Another interesting clinical study supporting the present findings was conducted by Raghavan AS et al., They compared BPA levels in the saliva of patients wearing VFRs and Hawley retainers at different time intervals and reported high BPA release occurring within one hour of using Essix Ace retainers, with values sharply decreasing in saliva after one week [1]. The present study further revealed a significant reduction in BPA release at all tested time intervals in patients who received VFRs that had been immersed in water for 24 hours prior to delivery.
The possible explanation for the reduced BPA release in the experimental group could be that the maximum BPA release occurred in distilled water within the first 24 hours before the retainers were delivered to the patients. To date, no other study has evaluated the effect of immersing VFRs in distilled water before delivery on BPA release.
Limitation(s)

**Material shown**
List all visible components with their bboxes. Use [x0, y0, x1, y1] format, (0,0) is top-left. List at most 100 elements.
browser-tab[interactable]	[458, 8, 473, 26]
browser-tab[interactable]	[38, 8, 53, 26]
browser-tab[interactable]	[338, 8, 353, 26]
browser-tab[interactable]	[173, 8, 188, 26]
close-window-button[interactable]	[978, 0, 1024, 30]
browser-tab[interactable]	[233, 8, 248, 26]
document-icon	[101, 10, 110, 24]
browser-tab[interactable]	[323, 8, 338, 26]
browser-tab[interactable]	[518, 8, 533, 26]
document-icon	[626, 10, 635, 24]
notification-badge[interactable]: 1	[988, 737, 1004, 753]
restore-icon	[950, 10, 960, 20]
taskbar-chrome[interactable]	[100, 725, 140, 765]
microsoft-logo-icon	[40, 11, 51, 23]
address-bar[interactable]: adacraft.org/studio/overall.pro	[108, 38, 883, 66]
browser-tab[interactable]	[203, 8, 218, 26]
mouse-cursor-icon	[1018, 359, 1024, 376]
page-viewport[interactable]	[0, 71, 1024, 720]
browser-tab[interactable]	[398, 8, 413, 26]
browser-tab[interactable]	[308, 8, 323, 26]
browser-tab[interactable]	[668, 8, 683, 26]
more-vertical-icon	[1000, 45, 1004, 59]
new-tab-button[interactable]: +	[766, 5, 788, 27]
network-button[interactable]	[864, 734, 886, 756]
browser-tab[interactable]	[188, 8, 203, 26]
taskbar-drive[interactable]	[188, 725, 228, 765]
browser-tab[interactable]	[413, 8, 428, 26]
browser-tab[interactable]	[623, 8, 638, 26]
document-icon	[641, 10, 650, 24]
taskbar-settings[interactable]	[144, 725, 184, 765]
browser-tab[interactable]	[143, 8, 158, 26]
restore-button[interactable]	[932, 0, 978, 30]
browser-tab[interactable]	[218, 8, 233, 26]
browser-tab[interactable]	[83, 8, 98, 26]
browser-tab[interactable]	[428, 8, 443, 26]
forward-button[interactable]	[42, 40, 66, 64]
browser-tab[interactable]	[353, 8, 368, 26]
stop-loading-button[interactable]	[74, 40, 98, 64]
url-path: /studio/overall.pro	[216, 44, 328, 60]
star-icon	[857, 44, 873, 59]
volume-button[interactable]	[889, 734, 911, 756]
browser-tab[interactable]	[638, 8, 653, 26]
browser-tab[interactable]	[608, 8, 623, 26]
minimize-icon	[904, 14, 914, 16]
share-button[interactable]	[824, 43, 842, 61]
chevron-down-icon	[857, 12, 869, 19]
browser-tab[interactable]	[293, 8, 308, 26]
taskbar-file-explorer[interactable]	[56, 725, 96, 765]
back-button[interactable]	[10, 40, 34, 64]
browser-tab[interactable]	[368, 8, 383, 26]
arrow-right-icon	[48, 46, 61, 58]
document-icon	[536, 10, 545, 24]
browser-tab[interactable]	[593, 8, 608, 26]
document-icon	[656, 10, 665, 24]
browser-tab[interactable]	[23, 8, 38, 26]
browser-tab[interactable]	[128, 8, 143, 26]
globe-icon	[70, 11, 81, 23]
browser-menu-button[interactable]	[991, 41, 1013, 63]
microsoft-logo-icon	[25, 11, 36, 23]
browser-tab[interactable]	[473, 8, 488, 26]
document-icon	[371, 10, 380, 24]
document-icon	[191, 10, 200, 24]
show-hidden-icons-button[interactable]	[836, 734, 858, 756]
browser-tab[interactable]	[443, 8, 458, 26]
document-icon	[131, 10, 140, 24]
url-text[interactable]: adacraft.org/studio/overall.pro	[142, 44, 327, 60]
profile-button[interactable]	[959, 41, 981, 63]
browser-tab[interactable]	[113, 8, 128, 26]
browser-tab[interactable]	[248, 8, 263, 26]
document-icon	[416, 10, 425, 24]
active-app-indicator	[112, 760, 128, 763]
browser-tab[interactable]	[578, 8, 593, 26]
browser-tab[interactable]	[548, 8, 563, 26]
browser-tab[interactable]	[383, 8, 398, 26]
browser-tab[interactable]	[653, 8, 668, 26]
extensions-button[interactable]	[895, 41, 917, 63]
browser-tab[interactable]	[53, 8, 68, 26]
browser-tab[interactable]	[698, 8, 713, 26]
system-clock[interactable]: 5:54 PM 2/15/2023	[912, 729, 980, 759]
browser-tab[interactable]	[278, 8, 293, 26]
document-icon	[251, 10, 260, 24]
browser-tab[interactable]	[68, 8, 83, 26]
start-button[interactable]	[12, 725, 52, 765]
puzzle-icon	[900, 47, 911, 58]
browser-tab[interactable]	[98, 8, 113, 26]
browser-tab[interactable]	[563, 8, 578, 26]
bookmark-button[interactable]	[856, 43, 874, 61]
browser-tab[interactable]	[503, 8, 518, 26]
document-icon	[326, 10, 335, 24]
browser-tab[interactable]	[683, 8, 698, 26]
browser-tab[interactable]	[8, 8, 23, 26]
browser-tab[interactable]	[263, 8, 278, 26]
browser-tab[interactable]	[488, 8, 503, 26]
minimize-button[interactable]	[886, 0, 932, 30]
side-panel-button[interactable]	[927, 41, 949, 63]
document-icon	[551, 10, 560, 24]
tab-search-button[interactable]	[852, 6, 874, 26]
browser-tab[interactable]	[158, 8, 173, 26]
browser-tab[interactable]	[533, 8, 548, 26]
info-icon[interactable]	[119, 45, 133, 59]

**Instructions**
1. In the passage on BPA release from retainers, how soon after Essix Ace retainers were first used did Raghavan AS et al. report high BPA release?
2. Proceed with the passage on BPA release from retainers, starting right after its last line.

**Task results**
1. Within one hour of use.

2.
The present study had a few limitations, such as the inability to monitor the number of hours of retainer wear by the patients, which was considered homogenous. Any disparity in the duration of wear, if present, could have influenced the obtained values. Furthermore, the BPA release was evaluated at only a few extended time intervals. Future studies should consider assessing BPA release on an hourly basis, as this may help determine the time of peak release, which could have the most significant impact on the body. Additionally, researchers should evaluate the effects of BPA in a dose-dependent manner. Collaborative research with manufacturers of thermoplastic sheets may also help determine the effects of various manufacturing parameters on the final BPA release from VFRs.
Conclusion(s)
Based on the results obtained, it can be concluded that BPA release occurs from VFRs, with maximum release occurring within the first hour of retainer wear. Immersing the VFRs in distilled water at 37°C for 24 hours before delivery can significantly reduce the amount of BPA leaching into the oral cavity of patients. Therefore, this can be adopted as a simple and effective measure to minimise BPA leaching in saliva, thereby reducing its adverse effects. With the growing abundance of knowledge and awareness, the door to further research has opened, allowing for the establishment of correct protocols that provide efficient healthcare services.